> **Challenge**: Exactly reproduce the lines that follow.

* BEGIN *

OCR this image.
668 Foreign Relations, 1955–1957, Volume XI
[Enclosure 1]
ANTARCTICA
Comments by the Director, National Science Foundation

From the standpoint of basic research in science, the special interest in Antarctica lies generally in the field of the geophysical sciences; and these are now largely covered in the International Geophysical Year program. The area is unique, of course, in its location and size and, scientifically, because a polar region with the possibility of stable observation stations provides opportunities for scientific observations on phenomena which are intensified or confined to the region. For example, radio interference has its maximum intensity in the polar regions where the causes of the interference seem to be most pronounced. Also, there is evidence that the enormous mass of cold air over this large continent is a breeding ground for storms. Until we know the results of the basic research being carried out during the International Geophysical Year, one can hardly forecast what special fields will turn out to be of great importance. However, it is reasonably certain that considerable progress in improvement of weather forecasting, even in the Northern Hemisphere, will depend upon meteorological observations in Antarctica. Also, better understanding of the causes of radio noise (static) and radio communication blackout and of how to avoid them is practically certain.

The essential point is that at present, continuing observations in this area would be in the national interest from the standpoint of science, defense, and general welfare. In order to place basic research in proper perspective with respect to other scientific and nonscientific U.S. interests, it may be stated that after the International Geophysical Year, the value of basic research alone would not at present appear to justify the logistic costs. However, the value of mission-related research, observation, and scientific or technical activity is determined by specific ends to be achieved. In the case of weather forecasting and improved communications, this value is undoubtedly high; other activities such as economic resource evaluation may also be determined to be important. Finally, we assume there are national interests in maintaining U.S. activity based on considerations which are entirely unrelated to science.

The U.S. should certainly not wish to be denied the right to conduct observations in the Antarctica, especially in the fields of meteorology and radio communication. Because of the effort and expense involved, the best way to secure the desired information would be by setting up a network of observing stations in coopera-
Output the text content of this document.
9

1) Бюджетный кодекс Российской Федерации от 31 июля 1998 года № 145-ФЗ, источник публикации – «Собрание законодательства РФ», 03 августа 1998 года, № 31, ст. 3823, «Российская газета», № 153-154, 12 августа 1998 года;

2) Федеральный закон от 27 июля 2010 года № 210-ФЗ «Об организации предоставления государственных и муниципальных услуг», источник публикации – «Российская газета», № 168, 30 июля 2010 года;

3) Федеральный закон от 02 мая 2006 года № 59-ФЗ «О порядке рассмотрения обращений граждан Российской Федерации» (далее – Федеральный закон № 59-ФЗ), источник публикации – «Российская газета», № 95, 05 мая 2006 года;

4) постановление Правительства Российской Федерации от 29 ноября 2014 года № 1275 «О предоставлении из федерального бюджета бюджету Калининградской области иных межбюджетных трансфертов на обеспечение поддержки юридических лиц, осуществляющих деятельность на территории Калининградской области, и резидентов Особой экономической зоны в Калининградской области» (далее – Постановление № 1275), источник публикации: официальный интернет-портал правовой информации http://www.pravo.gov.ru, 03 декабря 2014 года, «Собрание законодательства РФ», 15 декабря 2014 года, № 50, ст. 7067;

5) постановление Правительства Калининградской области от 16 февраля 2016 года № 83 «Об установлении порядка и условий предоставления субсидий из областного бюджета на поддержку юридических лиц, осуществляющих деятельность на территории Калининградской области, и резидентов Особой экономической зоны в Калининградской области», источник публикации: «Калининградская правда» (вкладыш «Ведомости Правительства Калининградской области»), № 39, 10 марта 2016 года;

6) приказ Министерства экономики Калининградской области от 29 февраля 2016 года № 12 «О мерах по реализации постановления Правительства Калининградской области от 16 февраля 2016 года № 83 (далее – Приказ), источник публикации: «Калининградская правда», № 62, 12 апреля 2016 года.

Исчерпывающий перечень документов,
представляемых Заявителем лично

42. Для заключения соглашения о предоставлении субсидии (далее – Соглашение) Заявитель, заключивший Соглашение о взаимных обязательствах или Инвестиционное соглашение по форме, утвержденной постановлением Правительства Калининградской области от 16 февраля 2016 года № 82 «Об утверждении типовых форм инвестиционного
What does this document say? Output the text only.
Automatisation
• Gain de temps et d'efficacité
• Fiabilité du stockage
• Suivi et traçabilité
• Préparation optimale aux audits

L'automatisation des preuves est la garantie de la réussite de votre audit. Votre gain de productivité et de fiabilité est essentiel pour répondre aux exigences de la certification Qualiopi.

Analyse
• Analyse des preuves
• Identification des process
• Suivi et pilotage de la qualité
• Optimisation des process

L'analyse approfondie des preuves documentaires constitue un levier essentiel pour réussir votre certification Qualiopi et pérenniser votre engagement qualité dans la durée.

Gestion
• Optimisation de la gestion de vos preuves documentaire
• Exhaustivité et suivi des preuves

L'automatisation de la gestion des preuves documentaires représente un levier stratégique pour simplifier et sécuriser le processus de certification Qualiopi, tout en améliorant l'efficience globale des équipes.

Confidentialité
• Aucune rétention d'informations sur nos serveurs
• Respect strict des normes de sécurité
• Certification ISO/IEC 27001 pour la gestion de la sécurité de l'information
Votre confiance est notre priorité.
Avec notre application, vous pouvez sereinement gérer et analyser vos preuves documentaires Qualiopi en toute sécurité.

* END *

> **Exercise result**:
OCR this image.
668 Foreign Relations, 1955–1957, Volume XI
[Enclosure 1]
ANTARCTICA
Comments by the Director, National Science Foundation

From the standpoint of basic research in science, the special interest in Antarctica lies generally in the field of the geophysical sciences; and these are now largely covered in the International Geophysical Year program. The area is unique, of course, in its location and size and, scientifically, because a polar region with the possibility of stable observation stations provides opportunities for scientific observations on phenomena which are intensified or confined to the region. For example, radio interference has its maximum intensity in the polar regions where the causes of the interference seem to be most pronounced. Also, there is evidence that the enormous mass of cold air over this large continent is a breeding ground for storms. Until we know the results of the basic research being carried out during the International Geophysical Year, one can hardly forecast what special fields will turn out to be of great importance. However, it is reasonably certain that considerable progress in improvement of weather forecasting, even in the Northern Hemisphere, will depend upon meteorological observations in Antarctica. Also, better understanding of the causes of radio noise (static) and radio communication blackout and of how to avoid them is practically certain.

The essential point is that at present, continuing observations in this area would be in the national interest from the standpoint of science, defense, and general welfare. In order to place basic research in proper perspective with respect to other scientific and nonscientific U.S. interests, it may be stated that after the International Geophysical Year, the value of basic research alone would not at present appear to justify the logistic costs. However, the value of mission-related research, observation, and scientific or technical activity is determined by specific ends to be achieved. In the case of weather forecasting and improved communications, this value is undoubtedly high; other activities such as economic resource evaluation may also be determined to be important. Finally, we assume there are national interests in maintaining U.S. activity based on considerations which are entirely unrelated to science.

The U.S. should certainly not wish to be denied the right to conduct observations in the Antarctica, especially in the fields of meteorology and radio communication. Because of the effort and expense involved, the best way to secure the desired information would be by setting up a network of observing stations in coopera-
Output the text content of this document.
9

1) Бюджетный кодекс Российской Федерации от 31 июля 1998 года № 145-ФЗ, источник публикации – «Собрание законодательства РФ», 03 августа 1998 года, № 31, ст. 3823, «Российская газета», № 153-154, 12 августа 1998 года;

2) Федеральный закон от 27 июля 2010 года № 210-ФЗ «Об организации предоставления государственных и муниципальных услуг», источник публикации – «Российская газета», № 168, 30 июля 2010 года;

3) Федеральный закон от 02 мая 2006 года № 59-ФЗ «О порядке рассмотрения обращений граждан Российской Федерации» (далее – Федеральный закон № 59-ФЗ), источник публикации – «Российская газета», № 95, 05 мая 2006 года;

4) постановление Правительства Российской Федерации от 29 ноября 2014 года № 1275 «О предоставлении из федерального бюджета бюджету Калининградской области иных межбюджетных трансфертов на обеспечение поддержки юридических лиц, осуществляющих деятельность на территории Калининградской области, и резидентов Особой экономической зоны в Калининградской области» (далее – Постановление № 1275), источник публикации: официальный интернет-портал правовой информации http://www.pravo.gov.ru, 03 декабря 2014 года, «Собрание законодательства РФ», 15 декабря 2014 года, № 50, ст. 7067;

5) постановление Правительства Калининградской области от 16 февраля 2016 года № 83 «Об установлении порядка и условий предоставления субсидий из областного бюджета на поддержку юридических лиц, осуществляющих деятельность на территории Калининградской области, и резидентов Особой экономической зоны в Калининградской области», источник публикации: «Калининградская правда» (вкладыш «Ведомости Правительства Калининградской области»), № 39, 10 марта 2016 года;

6) приказ Министерства экономики Калининградской области от 29 февраля 2016 года № 12 «О мерах по реализации постановления Правительства Калининградской области от 16 февраля 2016 года № 83 (далее – Приказ), источник публикации: «Калининградская правда», № 62, 12 апреля 2016 года.

Исчерпывающий перечень документов,
представляемых Заявителем лично

42. Для заключения соглашения о предоставлении субсидии (далее – Соглашение) Заявитель, заключивший Соглашение о взаимных обязательствах или Инвестиционное соглашение по форме, утвержденной постановлением Правительства Калининградской области от 16 февраля 2016 года № 82 «Об утверждении типовых форм инвестиционного
What does this document say? Output the text only.
Automatisation
• Gain de temps et d'efficacité
• Fiabilité du stockage
• Suivi et traçabilité
• Préparation optimale aux audits

L'automatisation des preuves est la garantie de la réussite de votre audit. Votre gain de productivité et de fiabilité est essentiel pour répondre aux exigences de la certification Qualiopi.

Analyse
• Analyse des preuves
• Identification des process
• Suivi et pilotage de la qualité
• Optimisation des process

L'analyse approfondie des preuves documentaires constitue un levier essentiel pour réussir votre certification Qualiopi et pérenniser votre engagement qualité dans la durée.

Gestion
• Optimisation de la gestion de vos preuves documentaire
• Exhaustivité et suivi des preuves

L'automatisation de la gestion des preuves documentaires représente un levier stratégique pour simplifier et sécuriser le processus de certification Qualiopi, tout en améliorant l'efficience globale des équipes.

Confidentialité
• Aucune rétention d'informations sur nos serveurs
• Respect strict des normes de sécurité
• Certification ISO/IEC 27001 pour la gestion de la sécurité de l'information
Votre confiance est notre priorité.
Avec notre application, vous pouvez sereinement gérer et analyser vos preuves documentaires Qualiopi en toute sécurité.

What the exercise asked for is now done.